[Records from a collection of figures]
------------------------
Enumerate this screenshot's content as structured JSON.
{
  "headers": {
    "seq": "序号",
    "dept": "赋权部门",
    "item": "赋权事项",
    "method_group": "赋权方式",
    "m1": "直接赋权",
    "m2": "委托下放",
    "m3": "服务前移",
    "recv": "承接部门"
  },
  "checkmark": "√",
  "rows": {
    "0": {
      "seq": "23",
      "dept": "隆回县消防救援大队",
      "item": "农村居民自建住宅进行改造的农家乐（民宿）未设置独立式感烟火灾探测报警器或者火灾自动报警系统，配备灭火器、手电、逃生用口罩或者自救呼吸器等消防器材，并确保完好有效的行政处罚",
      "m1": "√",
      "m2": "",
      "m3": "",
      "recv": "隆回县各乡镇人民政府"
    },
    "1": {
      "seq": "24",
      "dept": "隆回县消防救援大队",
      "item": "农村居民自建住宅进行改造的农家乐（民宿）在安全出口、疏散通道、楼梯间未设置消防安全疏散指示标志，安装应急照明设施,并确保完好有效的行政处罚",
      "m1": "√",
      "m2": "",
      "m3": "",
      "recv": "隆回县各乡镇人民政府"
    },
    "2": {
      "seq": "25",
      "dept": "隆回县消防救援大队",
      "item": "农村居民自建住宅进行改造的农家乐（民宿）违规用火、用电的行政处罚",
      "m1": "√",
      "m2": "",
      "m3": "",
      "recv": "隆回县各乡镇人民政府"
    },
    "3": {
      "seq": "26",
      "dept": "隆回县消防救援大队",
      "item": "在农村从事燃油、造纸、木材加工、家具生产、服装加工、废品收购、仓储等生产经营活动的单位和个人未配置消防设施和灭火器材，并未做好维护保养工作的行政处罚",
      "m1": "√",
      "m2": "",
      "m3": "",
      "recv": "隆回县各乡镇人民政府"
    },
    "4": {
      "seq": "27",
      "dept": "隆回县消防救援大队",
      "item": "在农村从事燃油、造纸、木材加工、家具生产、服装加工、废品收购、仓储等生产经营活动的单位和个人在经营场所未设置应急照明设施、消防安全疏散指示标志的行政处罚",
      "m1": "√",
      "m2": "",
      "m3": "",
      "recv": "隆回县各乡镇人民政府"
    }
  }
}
------------------------
- [The task] Collect the complete line wherever the string "家具生产" appears in the records.

- [Result of the task]
      "item": "在农村从事燃油、造纸、木材加工、家具生产、服装加工、废品收购、仓储等生产经营活动的单位和个人未配置消防设施和灭火器材，并未做好维护保养工作的行政处罚",
      "item": "在农村从事燃油、造纸、木材加工、家具生产、服装加工、废品收购、仓储等生产经营活动的单位和个人在经营场所未设置应急照明设施、消防安全疏散指示标志的行政处罚",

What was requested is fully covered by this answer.